• **EXERCISE PROMPT**: Return the whole listing exactly as it stands.

— START OF RECORDS SHOWN —

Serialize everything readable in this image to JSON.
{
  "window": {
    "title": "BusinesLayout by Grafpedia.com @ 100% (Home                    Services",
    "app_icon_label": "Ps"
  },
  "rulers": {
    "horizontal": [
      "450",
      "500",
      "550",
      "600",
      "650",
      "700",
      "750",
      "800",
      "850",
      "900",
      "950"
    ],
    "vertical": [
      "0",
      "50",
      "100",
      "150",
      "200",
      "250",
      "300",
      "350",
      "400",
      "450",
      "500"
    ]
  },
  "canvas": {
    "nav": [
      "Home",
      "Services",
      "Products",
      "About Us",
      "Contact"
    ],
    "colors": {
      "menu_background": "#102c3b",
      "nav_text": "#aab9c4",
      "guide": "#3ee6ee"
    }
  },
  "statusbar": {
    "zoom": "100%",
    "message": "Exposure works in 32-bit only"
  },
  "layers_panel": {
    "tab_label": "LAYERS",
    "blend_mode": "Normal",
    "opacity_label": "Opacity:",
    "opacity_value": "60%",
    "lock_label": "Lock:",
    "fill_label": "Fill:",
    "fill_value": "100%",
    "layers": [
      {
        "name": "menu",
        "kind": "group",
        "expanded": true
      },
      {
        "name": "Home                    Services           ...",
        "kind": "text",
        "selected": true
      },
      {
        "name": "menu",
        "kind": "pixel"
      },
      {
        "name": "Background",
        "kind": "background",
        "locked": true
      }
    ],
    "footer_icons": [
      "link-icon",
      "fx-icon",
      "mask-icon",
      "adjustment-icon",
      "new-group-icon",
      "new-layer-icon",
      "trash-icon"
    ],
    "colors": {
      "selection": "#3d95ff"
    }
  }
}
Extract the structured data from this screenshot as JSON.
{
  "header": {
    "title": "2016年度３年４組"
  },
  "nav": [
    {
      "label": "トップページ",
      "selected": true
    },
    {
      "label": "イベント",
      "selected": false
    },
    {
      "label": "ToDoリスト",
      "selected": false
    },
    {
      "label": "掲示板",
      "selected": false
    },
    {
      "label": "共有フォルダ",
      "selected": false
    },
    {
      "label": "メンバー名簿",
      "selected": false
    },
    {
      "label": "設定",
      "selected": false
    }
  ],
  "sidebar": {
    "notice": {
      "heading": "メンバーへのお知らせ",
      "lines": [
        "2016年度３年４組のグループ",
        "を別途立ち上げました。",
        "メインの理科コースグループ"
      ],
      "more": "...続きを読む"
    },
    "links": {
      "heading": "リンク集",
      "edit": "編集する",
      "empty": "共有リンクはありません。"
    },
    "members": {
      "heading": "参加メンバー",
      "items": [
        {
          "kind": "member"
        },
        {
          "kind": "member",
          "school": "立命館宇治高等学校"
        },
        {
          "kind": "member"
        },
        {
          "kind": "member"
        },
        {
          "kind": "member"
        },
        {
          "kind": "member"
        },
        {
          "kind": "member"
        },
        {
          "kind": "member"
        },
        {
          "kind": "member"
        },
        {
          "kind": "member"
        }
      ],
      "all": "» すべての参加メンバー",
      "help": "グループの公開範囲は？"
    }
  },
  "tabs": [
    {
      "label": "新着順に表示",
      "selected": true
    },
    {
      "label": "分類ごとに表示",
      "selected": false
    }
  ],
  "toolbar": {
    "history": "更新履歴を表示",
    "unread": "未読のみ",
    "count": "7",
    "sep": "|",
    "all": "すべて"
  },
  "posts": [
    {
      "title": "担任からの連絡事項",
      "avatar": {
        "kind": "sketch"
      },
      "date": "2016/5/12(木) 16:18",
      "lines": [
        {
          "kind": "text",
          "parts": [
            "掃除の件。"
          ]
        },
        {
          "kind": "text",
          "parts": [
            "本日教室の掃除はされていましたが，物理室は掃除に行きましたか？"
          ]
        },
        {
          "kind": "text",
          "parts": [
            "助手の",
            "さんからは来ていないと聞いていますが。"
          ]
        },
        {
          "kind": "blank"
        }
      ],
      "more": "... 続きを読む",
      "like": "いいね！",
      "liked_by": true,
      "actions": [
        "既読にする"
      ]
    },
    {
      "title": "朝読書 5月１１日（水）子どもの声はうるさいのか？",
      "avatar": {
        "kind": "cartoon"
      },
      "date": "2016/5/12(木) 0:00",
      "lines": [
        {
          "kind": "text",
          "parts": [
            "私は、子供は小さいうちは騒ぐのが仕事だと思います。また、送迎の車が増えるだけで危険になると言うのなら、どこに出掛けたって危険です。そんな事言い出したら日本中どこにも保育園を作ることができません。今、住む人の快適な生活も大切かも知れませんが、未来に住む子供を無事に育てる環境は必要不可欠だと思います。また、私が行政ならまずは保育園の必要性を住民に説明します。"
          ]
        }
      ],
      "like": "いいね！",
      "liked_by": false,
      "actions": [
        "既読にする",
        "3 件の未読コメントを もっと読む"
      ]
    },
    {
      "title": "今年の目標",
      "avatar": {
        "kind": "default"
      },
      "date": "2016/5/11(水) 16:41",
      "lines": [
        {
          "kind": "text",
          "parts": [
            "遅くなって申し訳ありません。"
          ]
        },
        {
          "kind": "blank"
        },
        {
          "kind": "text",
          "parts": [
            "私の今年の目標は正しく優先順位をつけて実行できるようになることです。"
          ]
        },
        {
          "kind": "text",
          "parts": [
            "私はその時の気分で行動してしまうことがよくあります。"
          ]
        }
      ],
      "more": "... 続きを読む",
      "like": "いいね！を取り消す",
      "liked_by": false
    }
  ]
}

— END OF RECORDS SHOWN —

• **OUTPUT OF THE TASK**:
Serialize everything readable in this image to JSON.
{
  "window": {
    "title": "BusinesLayout by Grafpedia.com @ 100% (Home                    Services",
    "app_icon_label": "Ps"
  },
  "rulers": {
    "horizontal": [
      "450",
      "500",
      "550",
      "600",
      "650",
      "700",
      "750",
      "800",
      "850",
      "900",
      "950"
    ],
    "vertical": [
      "0",
      "50",
      "100",
      "150",
      "200",
      "250",
      "300",
      "350",
      "400",
      "450",
      "500"
    ]
  },
  "canvas": {
    "nav": [
      "Home",
      "Services",
      "Products",
      "About Us",
      "Contact"
    ],
    "colors": {
      "menu_background": "#102c3b",
      "nav_text": "#aab9c4",
      "guide": "#3ee6ee"
    }
  },
  "statusbar": {
    "zoom": "100%",
    "message": "Exposure works in 32-bit only"
  },
  "layers_panel": {
    "tab_label": "LAYERS",
    "blend_mode": "Normal",
    "opacity_label": "Opacity:",
    "opacity_value": "60%",
    "lock_label": "Lock:",
    "fill_label": "Fill:",
    "fill_value": "100%",
    "layers": [
      {
        "name": "menu",
        "kind": "group",
        "expanded": true
      },
      {
        "name": "Home                    Services           ...",
        "kind": "text",
        "selected": true
      },
      {
        "name": "menu",
        "kind": "pixel"
      },
      {
        "name": "Background",
        "kind": "background",
        "locked": true
      }
    ],
    "footer_icons": [
      "link-icon",
      "fx-icon",
      "mask-icon",
      "adjustment-icon",
      "new-group-icon",
      "new-layer-icon",
      "trash-icon"
    ],
    "colors": {
      "selection": "#3d95ff"
    }
  }
}
Extract the structured data from this screenshot as JSON.
{
  "header": {
    "title": "2016年度３年４組"
  },
  "nav": [
    {
      "label": "トップページ",
      "selected": true
    },
    {
      "label": "イベント",
      "selected": false
    },
    {
      "label": "ToDoリスト",
      "selected": false
    },
    {
      "label": "掲示板",
      "selected": false
    },
    {
      "label": "共有フォルダ",
      "selected": false
    },
    {
      "label": "メンバー名簿",
      "selected": false
    },
    {
      "label": "設定",
      "selected": false
    }
  ],
  "sidebar": {
    "notice": {
      "heading": "メンバーへのお知らせ",
      "lines": [
        "2016年度３年４組のグループ",
        "を別途立ち上げました。",
        "メインの理科コースグループ"
      ],
      "more": "...続きを読む"
    },
    "links": {
      "heading": "リンク集",
      "edit": "編集する",
      "empty": "共有リンクはありません。"
    },
    "members": {
      "heading": "参加メンバー",
      "items": [
        {
          "kind": "member"
        },
        {
          "kind": "member",
          "school": "立命館宇治高等学校"
        },
        {
          "kind": "member"
        },
        {
          "kind": "member"
        },
        {
          "kind": "member"
        },
        {
          "kind": "member"
        },
        {
          "kind": "member"
        },
        {
          "kind": "member"
        },
        {
          "kind": "member"
        },
        {
          "kind": "member"
        }
      ],
      "all": "» すべての参加メンバー",
      "help": "グループの公開範囲は？"
    }
  },
  "tabs": [
    {
      "label": "新着順に表示",
      "selected": true
    },
    {
      "label": "分類ごとに表示",
      "selected": false
    }
  ],
  "toolbar": {
    "history": "更新履歴を表示",
    "unread": "未読のみ",
    "count": "7",
    "sep": "|",
    "all": "すべて"
  },
  "posts": [
    {
      "title": "担任からの連絡事項",
      "avatar": {
        "kind": "sketch"
      },
      "date": "2016/5/12(木) 16:18",
      "lines": [
        {
          "kind": "text",
          "parts": [
            "掃除の件。"
          ]
        },
        {
          "kind": "text",
          "parts": [
            "本日教室の掃除はされていましたが，物理室は掃除に行きましたか？"
          ]
        },
        {
          "kind": "text",
          "parts": [
            "助手の",
            "さんからは来ていないと聞いていますが。"
          ]
        },
        {
          "kind": "blank"
        }
      ],
      "more": "... 続きを読む",
      "like": "いいね！",
      "liked_by": true,
      "actions": [
        "既読にする"
      ]
    },
    {
      "title": "朝読書 5月１１日（水）子どもの声はうるさいのか？",
      "avatar": {
        "kind": "cartoon"
      },
      "date": "2016/5/12(木) 0:00",
      "lines": [
        {
          "kind": "text",
          "parts": [
            "私は、子供は小さいうちは騒ぐのが仕事だと思います。また、送迎の車が増えるだけで危険になると言うのなら、どこに出掛けたって危険です。そんな事言い出したら日本中どこにも保育園を作ることができません。今、住む人の快適な生活も大切かも知れませんが、未来に住む子供を無事に育てる環境は必要不可欠だと思います。また、私が行政ならまずは保育園の必要性を住民に説明します。"
          ]
        }
      ],
      "like": "いいね！",
      "liked_by": false,
      "actions": [
        "既読にする",
        "3 件の未読コメントを もっと読む"
      ]
    },
    {
      "title": "今年の目標",
      "avatar": {
        "kind": "default"
      },
      "date": "2016/5/11(水) 16:41",
      "lines": [
        {
          "kind": "text",
          "parts": [
            "遅くなって申し訳ありません。"
          ]
        },
        {
          "kind": "blank"
        },
        {
          "kind": "text",
          "parts": [
            "私の今年の目標は正しく優先順位をつけて実行できるようになることです。"
          ]
        },
        {
          "kind": "text",
          "parts": [
            "私はその時の気分で行動してしまうことがよくあります。"
          ]
        }
      ],
      "more": "... 続きを読む",
      "like": "いいね！を取り消す",
      "liked_by": false
    }
  ]
}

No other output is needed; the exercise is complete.